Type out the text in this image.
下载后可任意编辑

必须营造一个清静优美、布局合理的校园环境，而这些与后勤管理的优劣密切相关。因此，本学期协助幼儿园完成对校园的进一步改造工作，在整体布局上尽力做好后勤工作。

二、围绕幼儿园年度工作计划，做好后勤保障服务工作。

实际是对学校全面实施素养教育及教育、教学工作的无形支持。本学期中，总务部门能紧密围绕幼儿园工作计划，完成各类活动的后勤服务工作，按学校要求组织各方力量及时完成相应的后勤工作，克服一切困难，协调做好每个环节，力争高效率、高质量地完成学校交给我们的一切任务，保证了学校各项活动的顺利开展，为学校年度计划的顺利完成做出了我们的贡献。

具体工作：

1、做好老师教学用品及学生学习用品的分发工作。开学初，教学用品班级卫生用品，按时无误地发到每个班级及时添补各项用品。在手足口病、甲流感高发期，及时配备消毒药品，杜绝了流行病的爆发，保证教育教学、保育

────

# Task requirements
Hand back the material above in full, exactly as written.

# Reply to the exercise
Type out the text in this image.
下载后可任意编辑

必须营造一个清静优美、布局合理的校园环境，而这些与后勤管理的优劣密切相关。因此，本学期协助幼儿园完成对校园的进一步改造工作，在整体布局上尽力做好后勤工作。

二、围绕幼儿园年度工作计划，做好后勤保障服务工作。

实际是对学校全面实施素养教育及教育、教学工作的无形支持。本学期中，总务部门能紧密围绕幼儿园工作计划，完成各类活动的后勤服务工作，按学校要求组织各方力量及时完成相应的后勤工作，克服一切困难，协调做好每个环节，力争高效率、高质量地完成学校交给我们的一切任务，保证了学校各项活动的顺利开展，为学校年度计划的顺利完成做出了我们的贡献。

具体工作：

1、做好老师教学用品及学生学习用品的分发工作。开学初，教学用品班级卫生用品，按时无误地发到每个班级及时添补各项用品。在手足口病、甲流感高发期，及时配备消毒药品，杜绝了流行病的爆发，保证教育教学、保育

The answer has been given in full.